Are you able to retype all the records below exactly?

┄┄┄┄┄┄

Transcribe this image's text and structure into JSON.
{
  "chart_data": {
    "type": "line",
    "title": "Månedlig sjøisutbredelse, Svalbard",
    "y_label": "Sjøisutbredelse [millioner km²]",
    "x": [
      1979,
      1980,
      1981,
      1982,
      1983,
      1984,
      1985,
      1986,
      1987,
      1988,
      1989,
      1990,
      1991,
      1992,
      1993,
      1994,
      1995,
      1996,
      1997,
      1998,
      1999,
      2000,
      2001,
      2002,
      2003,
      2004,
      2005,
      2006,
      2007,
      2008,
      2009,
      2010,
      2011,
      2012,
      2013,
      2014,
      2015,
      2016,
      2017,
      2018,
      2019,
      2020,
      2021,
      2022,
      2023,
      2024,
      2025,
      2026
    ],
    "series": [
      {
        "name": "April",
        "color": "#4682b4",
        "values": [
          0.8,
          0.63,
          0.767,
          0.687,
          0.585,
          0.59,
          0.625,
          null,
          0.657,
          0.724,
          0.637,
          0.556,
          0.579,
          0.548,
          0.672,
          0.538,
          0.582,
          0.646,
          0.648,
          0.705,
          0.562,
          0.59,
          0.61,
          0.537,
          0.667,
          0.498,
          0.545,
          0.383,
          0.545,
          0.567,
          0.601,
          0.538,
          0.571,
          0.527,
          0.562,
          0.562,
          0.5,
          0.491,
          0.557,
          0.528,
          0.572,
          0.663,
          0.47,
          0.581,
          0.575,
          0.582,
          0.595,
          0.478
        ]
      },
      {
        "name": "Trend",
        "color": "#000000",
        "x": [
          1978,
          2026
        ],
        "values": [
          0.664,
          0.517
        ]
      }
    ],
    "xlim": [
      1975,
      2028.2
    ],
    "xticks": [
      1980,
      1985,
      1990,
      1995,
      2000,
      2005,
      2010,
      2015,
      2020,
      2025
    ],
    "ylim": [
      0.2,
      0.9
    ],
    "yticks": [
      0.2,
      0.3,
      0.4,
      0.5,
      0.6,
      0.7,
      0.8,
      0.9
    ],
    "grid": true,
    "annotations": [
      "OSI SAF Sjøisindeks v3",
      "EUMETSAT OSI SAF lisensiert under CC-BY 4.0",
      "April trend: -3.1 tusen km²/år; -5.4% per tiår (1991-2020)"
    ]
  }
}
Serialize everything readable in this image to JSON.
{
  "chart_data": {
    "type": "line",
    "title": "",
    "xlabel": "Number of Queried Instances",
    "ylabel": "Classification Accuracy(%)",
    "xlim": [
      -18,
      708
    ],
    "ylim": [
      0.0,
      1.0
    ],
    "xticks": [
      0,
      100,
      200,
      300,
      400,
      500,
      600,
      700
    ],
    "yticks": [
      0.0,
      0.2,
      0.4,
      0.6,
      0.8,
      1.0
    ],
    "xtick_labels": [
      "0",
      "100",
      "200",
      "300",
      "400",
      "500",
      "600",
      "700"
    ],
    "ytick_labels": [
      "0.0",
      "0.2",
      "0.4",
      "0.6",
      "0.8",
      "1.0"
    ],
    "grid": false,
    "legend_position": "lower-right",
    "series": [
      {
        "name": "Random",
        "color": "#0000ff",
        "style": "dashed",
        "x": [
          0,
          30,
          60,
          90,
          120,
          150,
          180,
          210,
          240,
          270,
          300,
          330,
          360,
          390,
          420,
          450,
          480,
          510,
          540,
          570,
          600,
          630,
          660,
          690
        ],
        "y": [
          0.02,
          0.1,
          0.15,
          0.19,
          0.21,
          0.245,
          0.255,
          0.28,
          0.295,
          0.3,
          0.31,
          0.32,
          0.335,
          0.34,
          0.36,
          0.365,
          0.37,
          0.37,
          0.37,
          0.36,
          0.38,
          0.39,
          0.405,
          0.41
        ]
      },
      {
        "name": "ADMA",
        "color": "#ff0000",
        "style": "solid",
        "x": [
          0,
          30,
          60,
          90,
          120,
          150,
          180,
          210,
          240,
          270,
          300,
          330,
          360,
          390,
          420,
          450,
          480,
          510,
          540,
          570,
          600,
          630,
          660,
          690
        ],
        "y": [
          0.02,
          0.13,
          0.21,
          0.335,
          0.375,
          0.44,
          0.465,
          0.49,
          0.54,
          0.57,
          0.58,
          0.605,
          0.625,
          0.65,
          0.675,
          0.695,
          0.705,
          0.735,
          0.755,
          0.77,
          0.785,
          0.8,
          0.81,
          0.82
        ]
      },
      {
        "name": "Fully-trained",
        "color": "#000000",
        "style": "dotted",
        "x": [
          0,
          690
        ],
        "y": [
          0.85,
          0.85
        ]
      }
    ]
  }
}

┄┄┄┄┄┄

#### OUTPUT:
Transcribe this image's text and structure into JSON.
{
  "chart_data": {
    "type": "line",
    "title": "Månedlig sjøisutbredelse, Svalbard",
    "y_label": "Sjøisutbredelse [millioner km²]",
    "x": [
      1979,
      1980,
      1981,
      1982,
      1983,
      1984,
      1985,
      1986,
      1987,
      1988,
      1989,
      1990,
      1991,
      1992,
      1993,
      1994,
      1995,
      1996,
      1997,
      1998,
      1999,
      2000,
      2001,
      2002,
      2003,
      2004,
      2005,
      2006,
      2007,
      2008,
      2009,
      2010,
      2011,
      2012,
      2013,
      2014,
      2015,
      2016,
      2017,
      2018,
      2019,
      2020,
      2021,
      2022,
      2023,
      2024,
      2025,
      2026
    ],
    "series": [
      {
        "name": "April",
        "color": "#4682b4",
        "values": [
          0.8,
          0.63,
          0.767,
          0.687,
          0.585,
          0.59,
          0.625,
          null,
          0.657,
          0.724,
          0.637,
          0.556,
          0.579,
          0.548,
          0.672,
          0.538,
          0.582,
          0.646,
          0.648,
          0.705,
          0.562,
          0.59,
          0.61,
          0.537,
          0.667,
          0.498,
          0.545,
          0.383,
          0.545,
          0.567,
          0.601,
          0.538,
          0.571,
          0.527,
          0.562,
          0.562,
          0.5,
          0.491,
          0.557,
          0.528,
          0.572,
          0.663,
          0.47,
          0.581,
          0.575,
          0.582,
          0.595,
          0.478
        ]
      },
      {
        "name": "Trend",
        "color": "#000000",
        "x": [
          1978,
          2026
        ],
        "values": [
          0.664,
          0.517
        ]
      }
    ],
    "xlim": [
      1975,
      2028.2
    ],
    "xticks": [
      1980,
      1985,
      1990,
      1995,
      2000,
      2005,
      2010,
      2015,
      2020,
      2025
    ],
    "ylim": [
      0.2,
      0.9
    ],
    "yticks": [
      0.2,
      0.3,
      0.4,
      0.5,
      0.6,
      0.7,
      0.8,
      0.9
    ],
    "grid": true,
    "annotations": [
      "OSI SAF Sjøisindeks v3",
      "EUMETSAT OSI SAF lisensiert under CC-BY 4.0",
      "April trend: -3.1 tusen km²/år; -5.4% per tiår (1991-2020)"
    ]
  }
}
Serialize everything readable in this image to JSON.
{
  "chart_data": {
    "type": "line",
    "title": "",
    "xlabel": "Number of Queried Instances",
    "ylabel": "Classification Accuracy(%)",
    "xlim": [
      -18,
      708
    ],
    "ylim": [
      0.0,
      1.0
    ],
    "xticks": [
      0,
      100,
      200,
      300,
      400,
      500,
      600,
      700
    ],
    "yticks": [
      0.0,
      0.2,
      0.4,
      0.6,
      0.8,
      1.0
    ],
    "xtick_labels": [
      "0",
      "100",
      "200",
      "300",
      "400",
      "500",
      "600",
      "700"
    ],
    "ytick_labels": [
      "0.0",
      "0.2",
      "0.4",
      "0.6",
      "0.8",
      "1.0"
    ],
    "grid": false,
    "legend_position": "lower-right",
    "series": [
      {
        "name": "Random",
        "color": "#0000ff",
        "style": "dashed",
        "x": [
          0,
          30,
          60,
          90,
          120,
          150,
          180,
          210,
          240,
          270,
          300,
          330,
          360,
          390,
          420,
          450,
          480,
          510,
          540,
          570,
          600,
          630,
          660,
          690
        ],
        "y": [
          0.02,
          0.1,
          0.15,
          0.19,
          0.21,
          0.245,
          0.255,
          0.28,
          0.295,
          0.3,
          0.31,
          0.32,
          0.335,
          0.34,
          0.36,
          0.365,
          0.37,
          0.37,
          0.37,
          0.36,
          0.38,
          0.39,
          0.405,
          0.41
        ]
      },
      {
        "name": "ADMA",
        "color": "#ff0000",
        "style": "solid",
        "x": [
          0,
          30,
          60,
          90,
          120,
          150,
          180,
          210,
          240,
          270,
          300,
          330,
          360,
          390,
          420,
          450,
          480,
          510,
          540,
          570,
          600,
          630,
          660,
          690
        ],
        "y": [
          0.02,
          0.13,
          0.21,
          0.335,
          0.375,
          0.44,
          0.465,
          0.49,
          0.54,
          0.57,
          0.58,
          0.605,
          0.625,
          0.65,
          0.675,
          0.695,
          0.705,
          0.735,
          0.755,
          0.77,
          0.785,
          0.8,
          0.81,
          0.82
        ]
      },
      {
        "name": "Fully-trained",
        "color": "#000000",
        "style": "dotted",
        "x": [
          0,
          690
        ],
        "y": [
          0.85,
          0.85
        ]
      }
    ]
  }
}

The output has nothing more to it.